- **What the task requires**:
Only a number is wanted: how many lines in these records contain the word "share"?

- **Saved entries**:

-.-.-

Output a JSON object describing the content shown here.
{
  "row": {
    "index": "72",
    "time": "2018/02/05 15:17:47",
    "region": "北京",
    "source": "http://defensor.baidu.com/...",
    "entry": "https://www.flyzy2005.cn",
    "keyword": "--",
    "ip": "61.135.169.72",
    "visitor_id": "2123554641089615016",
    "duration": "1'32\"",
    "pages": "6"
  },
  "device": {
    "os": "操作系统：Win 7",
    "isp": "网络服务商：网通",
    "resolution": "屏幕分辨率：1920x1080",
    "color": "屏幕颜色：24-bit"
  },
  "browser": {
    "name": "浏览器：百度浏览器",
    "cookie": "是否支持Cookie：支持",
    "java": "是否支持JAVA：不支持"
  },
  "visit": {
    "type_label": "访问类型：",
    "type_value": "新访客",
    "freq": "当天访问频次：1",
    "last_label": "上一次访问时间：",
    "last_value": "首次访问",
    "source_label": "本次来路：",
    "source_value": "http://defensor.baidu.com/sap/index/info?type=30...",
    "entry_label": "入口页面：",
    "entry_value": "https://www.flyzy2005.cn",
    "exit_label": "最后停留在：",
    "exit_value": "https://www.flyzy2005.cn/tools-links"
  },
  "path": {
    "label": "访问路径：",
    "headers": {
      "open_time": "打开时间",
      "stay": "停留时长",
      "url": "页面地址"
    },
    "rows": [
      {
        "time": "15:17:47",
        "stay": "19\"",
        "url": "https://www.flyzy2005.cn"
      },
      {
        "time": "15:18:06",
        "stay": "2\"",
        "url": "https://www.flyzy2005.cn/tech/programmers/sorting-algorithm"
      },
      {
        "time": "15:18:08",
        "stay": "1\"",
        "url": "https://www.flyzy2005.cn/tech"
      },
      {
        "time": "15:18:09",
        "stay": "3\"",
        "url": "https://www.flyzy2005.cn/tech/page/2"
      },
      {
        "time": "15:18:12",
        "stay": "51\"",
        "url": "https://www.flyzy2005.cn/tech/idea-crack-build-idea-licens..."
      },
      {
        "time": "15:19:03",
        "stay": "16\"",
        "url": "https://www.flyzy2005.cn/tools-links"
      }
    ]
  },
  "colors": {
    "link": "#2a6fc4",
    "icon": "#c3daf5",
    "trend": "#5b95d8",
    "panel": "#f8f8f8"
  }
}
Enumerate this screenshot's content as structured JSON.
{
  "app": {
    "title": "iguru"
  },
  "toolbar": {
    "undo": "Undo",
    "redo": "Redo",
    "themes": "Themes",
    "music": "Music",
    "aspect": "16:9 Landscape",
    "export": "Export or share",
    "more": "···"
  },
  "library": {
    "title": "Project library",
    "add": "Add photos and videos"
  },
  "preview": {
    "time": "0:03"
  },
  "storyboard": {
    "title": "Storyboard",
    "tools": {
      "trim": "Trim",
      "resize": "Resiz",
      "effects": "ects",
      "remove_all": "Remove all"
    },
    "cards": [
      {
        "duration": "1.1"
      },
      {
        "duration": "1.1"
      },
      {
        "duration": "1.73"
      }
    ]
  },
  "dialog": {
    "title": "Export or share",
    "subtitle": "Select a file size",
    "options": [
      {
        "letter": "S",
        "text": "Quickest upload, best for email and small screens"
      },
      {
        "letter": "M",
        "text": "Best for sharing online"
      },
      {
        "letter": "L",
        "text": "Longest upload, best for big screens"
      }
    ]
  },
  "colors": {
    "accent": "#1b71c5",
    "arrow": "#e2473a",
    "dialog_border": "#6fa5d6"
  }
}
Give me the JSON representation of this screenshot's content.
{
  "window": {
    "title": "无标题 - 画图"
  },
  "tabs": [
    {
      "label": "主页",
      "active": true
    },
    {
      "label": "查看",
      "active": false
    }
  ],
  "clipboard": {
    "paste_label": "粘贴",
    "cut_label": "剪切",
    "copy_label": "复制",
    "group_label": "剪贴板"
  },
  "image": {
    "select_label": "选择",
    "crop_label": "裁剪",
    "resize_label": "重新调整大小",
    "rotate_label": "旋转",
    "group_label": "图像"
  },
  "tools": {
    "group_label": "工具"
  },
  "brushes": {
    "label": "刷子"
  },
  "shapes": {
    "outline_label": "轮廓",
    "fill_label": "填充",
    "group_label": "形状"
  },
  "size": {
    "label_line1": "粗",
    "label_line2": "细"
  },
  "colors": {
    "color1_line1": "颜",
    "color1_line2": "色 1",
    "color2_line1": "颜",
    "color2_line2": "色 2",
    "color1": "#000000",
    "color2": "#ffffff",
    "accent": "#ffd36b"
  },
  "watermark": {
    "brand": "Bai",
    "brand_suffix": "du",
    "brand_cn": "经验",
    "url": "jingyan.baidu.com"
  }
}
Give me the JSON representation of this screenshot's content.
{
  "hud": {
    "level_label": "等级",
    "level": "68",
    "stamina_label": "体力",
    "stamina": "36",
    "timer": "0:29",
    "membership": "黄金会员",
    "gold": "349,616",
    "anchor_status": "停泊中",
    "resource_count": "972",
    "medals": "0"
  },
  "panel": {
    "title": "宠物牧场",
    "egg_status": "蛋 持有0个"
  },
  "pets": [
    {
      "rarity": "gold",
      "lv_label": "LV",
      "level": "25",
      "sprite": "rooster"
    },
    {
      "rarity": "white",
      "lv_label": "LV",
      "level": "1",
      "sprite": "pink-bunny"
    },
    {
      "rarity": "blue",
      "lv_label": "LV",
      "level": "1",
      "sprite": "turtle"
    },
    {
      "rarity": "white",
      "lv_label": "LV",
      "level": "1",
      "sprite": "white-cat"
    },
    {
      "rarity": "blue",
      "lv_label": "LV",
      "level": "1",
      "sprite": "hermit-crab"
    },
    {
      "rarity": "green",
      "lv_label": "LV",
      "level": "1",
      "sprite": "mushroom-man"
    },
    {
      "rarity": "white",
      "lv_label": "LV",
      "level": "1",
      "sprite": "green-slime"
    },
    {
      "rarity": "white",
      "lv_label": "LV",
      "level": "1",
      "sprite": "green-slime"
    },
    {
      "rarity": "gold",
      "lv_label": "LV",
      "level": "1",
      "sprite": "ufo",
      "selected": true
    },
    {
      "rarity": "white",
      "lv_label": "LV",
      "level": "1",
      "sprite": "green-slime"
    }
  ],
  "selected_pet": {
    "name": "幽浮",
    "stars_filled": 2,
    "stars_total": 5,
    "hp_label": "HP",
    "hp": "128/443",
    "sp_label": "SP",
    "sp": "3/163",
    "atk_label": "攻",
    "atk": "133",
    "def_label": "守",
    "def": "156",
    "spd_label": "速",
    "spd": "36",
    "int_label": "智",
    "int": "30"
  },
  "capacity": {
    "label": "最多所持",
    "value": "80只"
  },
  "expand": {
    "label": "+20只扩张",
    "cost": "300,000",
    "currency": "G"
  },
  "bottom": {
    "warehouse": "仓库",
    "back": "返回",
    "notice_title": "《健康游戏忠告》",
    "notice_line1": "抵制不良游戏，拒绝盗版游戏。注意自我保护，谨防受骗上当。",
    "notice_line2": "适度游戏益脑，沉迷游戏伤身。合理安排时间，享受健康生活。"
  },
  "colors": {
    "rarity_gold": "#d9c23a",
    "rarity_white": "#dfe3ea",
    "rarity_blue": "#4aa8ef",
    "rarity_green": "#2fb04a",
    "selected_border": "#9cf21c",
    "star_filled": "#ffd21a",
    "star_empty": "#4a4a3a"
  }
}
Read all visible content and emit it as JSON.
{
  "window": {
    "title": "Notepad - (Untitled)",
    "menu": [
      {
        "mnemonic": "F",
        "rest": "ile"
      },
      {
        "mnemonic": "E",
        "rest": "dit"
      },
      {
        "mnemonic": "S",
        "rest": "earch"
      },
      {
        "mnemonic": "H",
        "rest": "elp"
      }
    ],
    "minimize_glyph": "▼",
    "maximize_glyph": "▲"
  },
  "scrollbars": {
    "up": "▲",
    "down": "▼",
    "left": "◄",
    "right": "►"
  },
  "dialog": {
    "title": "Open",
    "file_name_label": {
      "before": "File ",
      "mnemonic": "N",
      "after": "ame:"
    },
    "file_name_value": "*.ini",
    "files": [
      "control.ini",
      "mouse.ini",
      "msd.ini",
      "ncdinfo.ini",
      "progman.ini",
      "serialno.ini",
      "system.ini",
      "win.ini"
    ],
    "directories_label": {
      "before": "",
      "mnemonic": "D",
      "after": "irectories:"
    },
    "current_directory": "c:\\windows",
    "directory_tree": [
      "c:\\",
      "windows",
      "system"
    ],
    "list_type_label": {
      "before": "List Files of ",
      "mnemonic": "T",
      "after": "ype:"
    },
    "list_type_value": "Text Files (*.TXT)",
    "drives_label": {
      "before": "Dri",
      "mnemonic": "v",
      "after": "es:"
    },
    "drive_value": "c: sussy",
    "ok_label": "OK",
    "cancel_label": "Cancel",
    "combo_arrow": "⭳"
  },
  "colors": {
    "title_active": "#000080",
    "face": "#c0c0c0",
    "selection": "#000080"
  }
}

-.-.-

- **Answer to the problem**:
2